◆ **Stated goal**
The data must be written out once more, precisely as given.

━━━━━━━━━━━━━━━━━━━━

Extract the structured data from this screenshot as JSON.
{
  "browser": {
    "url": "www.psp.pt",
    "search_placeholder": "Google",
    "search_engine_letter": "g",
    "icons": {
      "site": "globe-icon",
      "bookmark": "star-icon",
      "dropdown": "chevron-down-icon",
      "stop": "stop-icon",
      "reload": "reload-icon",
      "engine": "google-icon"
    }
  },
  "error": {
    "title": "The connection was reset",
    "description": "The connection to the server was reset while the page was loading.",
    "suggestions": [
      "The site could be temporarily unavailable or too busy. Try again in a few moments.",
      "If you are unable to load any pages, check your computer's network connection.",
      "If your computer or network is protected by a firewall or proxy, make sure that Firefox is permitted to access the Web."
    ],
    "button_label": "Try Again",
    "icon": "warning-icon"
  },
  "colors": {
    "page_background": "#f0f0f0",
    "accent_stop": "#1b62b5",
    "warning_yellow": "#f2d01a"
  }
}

━━━━━━━━━━━━━━━━━━━━

◆ **Answer below**
Extract the structured data from this screenshot as JSON.
{
  "browser": {
    "url": "www.psp.pt",
    "search_placeholder": "Google",
    "search_engine_letter": "g",
    "icons": {
      "site": "globe-icon",
      "bookmark": "star-icon",
      "dropdown": "chevron-down-icon",
      "stop": "stop-icon",
      "reload": "reload-icon",
      "engine": "google-icon"
    }
  },
  "error": {
    "title": "The connection was reset",
    "description": "The connection to the server was reset while the page was loading.",
    "suggestions": [
      "The site could be temporarily unavailable or too busy. Try again in a few moments.",
      "If you are unable to load any pages, check your computer's network connection.",
      "If your computer or network is protected by a firewall or proxy, make sure that Firefox is permitted to access the Web."
    ],
    "button_label": "Try Again",
    "icon": "warning-icon"
  },
  "colors": {
    "page_background": "#f0f0f0",
    "accent_stop": "#1b62b5",
    "warning_yellow": "#f2d01a"
  }
}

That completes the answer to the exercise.